:: DATASET ENTRIES ::
•••••
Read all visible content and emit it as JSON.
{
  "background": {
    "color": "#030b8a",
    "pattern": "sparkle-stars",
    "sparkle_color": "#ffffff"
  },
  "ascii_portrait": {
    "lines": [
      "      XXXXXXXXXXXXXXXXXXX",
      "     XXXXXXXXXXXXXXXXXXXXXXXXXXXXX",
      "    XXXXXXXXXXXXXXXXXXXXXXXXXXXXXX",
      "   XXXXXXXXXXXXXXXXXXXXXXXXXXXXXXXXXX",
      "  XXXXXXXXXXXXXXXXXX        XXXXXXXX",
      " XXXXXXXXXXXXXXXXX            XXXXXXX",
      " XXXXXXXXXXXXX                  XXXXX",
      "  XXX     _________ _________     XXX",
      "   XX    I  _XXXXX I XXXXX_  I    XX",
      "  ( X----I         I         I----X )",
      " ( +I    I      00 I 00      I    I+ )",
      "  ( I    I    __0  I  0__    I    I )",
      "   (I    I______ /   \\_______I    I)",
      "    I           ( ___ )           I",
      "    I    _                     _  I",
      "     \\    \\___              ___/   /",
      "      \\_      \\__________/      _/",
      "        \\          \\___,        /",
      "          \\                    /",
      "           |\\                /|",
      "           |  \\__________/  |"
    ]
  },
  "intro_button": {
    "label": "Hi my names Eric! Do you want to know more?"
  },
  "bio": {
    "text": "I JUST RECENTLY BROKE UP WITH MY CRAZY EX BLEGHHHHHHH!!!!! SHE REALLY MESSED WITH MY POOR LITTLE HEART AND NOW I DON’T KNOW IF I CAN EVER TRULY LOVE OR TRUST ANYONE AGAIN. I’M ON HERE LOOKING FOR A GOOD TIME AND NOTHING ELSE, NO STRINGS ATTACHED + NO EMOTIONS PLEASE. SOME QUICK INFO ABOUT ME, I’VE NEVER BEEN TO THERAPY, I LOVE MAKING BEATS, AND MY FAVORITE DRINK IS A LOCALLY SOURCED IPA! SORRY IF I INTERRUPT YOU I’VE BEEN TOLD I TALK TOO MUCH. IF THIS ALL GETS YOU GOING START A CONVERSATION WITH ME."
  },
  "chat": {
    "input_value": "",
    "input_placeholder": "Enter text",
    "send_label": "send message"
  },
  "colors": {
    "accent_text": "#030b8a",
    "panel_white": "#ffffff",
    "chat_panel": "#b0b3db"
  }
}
•••••
:: EXERCISE DESCRIPTION ::
Word for word, write out the data.

:: FULL ANSWER ::
Read all visible content and emit it as JSON.
{
  "background": {
    "color": "#030b8a",
    "pattern": "sparkle-stars",
    "sparkle_color": "#ffffff"
  },
  "ascii_portrait": {
    "lines": [
      "      XXXXXXXXXXXXXXXXXXX",
      "     XXXXXXXXXXXXXXXXXXXXXXXXXXXXX",
      "    XXXXXXXXXXXXXXXXXXXXXXXXXXXXXX",
      "   XXXXXXXXXXXXXXXXXXXXXXXXXXXXXXXXXX",
      "  XXXXXXXXXXXXXXXXXX        XXXXXXXX",
      " XXXXXXXXXXXXXXXXX            XXXXXXX",
      " XXXXXXXXXXXXX                  XXXXX",
      "  XXX     _________ _________     XXX",
      "   XX    I  _XXXXX I XXXXX_  I    XX",
      "  ( X----I         I         I----X )",
      " ( +I    I      00 I 00      I    I+ )",
      "  ( I    I    __0  I  0__    I    I )",
      "   (I    I______ /   \\_______I    I)",
      "    I           ( ___ )           I",
      "    I    _                     _  I",
      "     \\    \\___              ___/   /",
      "      \\_      \\__________/      _/",
      "        \\          \\___,        /",
      "          \\                    /",
      "           |\\                /|",
      "           |  \\__________/  |"
    ]
  },
  "intro_button": {
    "label": "Hi my names Eric! Do you want to know more?"
  },
  "bio": {
    "text": "I JUST RECENTLY BROKE UP WITH MY CRAZY EX BLEGHHHHHHH!!!!! SHE REALLY MESSED WITH MY POOR LITTLE HEART AND NOW I DON’T KNOW IF I CAN EVER TRULY LOVE OR TRUST ANYONE AGAIN. I’M ON HERE LOOKING FOR A GOOD TIME AND NOTHING ELSE, NO STRINGS ATTACHED + NO EMOTIONS PLEASE. SOME QUICK INFO ABOUT ME, I’VE NEVER BEEN TO THERAPY, I LOVE MAKING BEATS, AND MY FAVORITE DRINK IS A LOCALLY SOURCED IPA! SORRY IF I INTERRUPT YOU I’VE BEEN TOLD I TALK TOO MUCH. IF THIS ALL GETS YOU GOING START A CONVERSATION WITH ME."
  },
  "chat": {
    "input_value": "",
    "input_placeholder": "Enter text",
    "send_label": "send message"
  },
  "colors": {
    "accent_text": "#030b8a",
    "panel_white": "#ffffff",
    "chat_panel": "#b0b3db"
  }
}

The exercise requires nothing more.